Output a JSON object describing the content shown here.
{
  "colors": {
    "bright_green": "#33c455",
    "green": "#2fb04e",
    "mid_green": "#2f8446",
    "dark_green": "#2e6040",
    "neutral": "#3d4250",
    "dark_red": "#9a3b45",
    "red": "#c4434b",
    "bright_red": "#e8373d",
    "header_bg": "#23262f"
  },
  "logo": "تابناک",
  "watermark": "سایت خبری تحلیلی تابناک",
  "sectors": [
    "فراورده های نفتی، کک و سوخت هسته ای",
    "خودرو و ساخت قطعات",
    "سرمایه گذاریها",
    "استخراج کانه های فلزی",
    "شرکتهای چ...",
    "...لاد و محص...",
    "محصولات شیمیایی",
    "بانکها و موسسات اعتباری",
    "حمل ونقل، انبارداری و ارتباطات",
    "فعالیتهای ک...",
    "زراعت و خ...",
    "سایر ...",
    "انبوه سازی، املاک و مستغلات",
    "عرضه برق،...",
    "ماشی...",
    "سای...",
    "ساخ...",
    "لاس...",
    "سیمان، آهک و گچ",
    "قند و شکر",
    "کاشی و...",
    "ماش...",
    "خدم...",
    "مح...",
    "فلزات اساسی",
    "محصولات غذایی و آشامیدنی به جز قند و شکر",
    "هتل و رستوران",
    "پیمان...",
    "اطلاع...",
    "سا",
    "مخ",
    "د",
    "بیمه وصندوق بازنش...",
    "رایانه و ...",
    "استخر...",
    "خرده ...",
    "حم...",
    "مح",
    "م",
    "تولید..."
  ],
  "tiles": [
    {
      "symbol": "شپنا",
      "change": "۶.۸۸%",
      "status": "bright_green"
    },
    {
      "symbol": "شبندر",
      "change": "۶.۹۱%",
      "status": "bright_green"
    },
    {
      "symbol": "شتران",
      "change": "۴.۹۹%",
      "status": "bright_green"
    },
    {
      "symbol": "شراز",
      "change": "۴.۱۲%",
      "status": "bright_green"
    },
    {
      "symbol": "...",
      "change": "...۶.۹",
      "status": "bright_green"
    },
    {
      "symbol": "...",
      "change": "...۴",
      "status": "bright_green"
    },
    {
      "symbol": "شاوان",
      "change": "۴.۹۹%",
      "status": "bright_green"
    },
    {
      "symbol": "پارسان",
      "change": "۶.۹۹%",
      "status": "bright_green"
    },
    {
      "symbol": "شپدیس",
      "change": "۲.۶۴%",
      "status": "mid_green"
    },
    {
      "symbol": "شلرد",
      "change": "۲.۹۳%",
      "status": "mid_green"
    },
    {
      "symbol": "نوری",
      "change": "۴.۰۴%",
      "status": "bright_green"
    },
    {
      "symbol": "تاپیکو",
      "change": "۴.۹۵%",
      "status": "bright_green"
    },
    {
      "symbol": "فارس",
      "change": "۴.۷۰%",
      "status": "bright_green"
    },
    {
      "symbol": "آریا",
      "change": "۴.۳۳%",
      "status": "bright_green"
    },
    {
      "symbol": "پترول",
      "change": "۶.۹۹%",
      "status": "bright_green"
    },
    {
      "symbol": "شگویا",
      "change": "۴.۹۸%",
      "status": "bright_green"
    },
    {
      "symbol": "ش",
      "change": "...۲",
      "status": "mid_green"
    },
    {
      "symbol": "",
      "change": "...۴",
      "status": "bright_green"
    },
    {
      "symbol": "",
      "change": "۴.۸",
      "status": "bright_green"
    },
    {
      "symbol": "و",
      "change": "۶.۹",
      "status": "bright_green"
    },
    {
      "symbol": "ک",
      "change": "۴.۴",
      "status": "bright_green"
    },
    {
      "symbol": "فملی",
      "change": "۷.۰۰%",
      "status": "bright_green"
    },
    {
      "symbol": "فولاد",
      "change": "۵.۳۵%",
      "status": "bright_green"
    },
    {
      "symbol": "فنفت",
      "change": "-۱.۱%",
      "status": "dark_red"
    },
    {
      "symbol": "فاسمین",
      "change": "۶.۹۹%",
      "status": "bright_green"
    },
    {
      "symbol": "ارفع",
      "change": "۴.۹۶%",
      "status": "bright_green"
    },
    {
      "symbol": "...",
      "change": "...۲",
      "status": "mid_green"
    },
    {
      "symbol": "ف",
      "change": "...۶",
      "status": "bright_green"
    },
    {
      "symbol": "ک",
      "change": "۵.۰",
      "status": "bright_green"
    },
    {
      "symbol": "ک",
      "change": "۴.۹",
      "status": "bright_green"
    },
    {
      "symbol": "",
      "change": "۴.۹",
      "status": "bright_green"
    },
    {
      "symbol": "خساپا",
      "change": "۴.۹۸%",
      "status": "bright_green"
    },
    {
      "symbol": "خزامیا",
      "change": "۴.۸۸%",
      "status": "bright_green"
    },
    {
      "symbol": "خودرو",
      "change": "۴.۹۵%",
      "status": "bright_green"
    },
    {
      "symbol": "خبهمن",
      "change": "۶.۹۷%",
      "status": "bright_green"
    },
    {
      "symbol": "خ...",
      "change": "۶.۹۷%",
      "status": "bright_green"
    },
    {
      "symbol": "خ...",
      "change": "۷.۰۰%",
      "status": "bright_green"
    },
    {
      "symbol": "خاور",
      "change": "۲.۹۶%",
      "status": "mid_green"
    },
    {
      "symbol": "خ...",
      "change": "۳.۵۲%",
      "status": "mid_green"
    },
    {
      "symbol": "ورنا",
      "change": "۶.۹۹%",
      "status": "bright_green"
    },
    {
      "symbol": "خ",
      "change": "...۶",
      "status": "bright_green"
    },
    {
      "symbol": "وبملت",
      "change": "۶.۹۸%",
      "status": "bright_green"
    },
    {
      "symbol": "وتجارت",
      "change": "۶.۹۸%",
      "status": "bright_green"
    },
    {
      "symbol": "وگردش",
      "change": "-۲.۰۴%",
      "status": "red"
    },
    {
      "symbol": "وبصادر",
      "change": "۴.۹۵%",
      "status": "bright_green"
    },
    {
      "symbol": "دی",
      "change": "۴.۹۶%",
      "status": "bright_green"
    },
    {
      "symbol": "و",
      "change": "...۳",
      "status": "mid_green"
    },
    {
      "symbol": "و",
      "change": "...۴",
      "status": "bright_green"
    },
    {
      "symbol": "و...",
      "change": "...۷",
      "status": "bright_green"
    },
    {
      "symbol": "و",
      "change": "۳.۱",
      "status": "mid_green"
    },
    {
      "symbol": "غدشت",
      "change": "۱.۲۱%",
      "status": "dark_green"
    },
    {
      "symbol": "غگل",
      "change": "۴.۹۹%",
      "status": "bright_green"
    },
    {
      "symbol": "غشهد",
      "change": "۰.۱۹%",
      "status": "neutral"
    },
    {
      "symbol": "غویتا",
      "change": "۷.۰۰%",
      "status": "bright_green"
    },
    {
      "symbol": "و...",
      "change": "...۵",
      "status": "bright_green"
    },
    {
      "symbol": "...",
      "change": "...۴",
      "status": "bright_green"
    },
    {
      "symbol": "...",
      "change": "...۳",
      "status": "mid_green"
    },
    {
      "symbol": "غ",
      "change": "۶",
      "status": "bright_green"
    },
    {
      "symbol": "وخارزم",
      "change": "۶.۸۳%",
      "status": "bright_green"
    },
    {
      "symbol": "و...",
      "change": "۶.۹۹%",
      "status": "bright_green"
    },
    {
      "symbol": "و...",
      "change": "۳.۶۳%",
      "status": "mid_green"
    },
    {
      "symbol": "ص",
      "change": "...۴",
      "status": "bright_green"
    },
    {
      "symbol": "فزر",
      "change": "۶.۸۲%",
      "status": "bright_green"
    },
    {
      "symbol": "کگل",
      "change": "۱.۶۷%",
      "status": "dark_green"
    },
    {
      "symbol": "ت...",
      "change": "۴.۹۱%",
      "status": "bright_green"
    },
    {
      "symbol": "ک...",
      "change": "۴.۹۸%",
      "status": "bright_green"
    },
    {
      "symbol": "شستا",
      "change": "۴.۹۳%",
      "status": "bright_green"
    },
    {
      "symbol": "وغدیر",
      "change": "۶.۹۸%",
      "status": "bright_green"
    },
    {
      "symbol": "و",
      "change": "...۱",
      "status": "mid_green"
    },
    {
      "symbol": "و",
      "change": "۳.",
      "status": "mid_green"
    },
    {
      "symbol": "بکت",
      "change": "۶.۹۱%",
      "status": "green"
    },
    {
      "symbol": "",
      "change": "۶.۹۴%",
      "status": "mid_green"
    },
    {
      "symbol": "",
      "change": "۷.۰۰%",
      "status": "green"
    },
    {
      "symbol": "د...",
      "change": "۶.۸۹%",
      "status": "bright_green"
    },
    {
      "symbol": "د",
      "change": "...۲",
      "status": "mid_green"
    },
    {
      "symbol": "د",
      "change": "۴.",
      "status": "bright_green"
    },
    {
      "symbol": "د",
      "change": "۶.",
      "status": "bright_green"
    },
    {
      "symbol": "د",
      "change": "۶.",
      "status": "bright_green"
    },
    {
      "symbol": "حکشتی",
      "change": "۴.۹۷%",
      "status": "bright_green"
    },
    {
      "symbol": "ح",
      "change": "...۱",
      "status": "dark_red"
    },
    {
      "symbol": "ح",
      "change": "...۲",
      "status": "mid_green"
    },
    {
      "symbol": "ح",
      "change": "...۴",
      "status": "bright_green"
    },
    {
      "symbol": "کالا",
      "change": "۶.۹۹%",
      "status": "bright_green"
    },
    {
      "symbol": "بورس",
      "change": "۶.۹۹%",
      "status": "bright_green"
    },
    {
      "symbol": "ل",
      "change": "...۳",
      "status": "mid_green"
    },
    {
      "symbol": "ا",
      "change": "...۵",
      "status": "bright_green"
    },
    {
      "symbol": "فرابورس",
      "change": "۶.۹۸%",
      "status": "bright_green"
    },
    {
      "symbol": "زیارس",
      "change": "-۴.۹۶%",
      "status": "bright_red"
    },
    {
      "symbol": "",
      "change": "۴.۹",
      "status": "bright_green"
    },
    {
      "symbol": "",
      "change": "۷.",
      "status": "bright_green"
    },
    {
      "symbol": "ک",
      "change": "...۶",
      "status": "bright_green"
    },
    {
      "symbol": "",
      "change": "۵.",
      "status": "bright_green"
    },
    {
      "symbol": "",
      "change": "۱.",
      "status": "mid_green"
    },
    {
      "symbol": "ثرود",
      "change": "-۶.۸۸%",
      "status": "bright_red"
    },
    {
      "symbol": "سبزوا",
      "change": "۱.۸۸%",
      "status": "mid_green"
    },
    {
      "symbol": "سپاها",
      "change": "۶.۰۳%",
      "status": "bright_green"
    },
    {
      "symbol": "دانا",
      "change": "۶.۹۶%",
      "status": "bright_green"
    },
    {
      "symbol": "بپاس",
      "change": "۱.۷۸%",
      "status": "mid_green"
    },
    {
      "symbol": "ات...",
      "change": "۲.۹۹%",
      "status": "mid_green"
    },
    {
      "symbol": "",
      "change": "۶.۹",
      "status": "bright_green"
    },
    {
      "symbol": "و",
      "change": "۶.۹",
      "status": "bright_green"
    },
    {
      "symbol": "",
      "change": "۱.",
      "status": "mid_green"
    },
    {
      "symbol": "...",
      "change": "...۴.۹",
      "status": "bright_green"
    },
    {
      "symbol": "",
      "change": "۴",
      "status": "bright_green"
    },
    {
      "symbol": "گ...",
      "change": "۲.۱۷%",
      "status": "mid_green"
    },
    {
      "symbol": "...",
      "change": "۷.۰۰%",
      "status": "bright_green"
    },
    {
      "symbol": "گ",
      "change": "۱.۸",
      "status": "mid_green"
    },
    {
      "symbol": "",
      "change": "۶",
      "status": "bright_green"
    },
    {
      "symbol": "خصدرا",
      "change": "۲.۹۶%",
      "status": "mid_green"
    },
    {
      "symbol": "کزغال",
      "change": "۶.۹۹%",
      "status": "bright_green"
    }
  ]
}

PROBLEM STATEMENT | Look through the records and gather each line with the word "تابناک".

ANSWER BELOW |
  "logo": "تابناک",
  "watermark": "سایت خبری تحلیلی تابناک",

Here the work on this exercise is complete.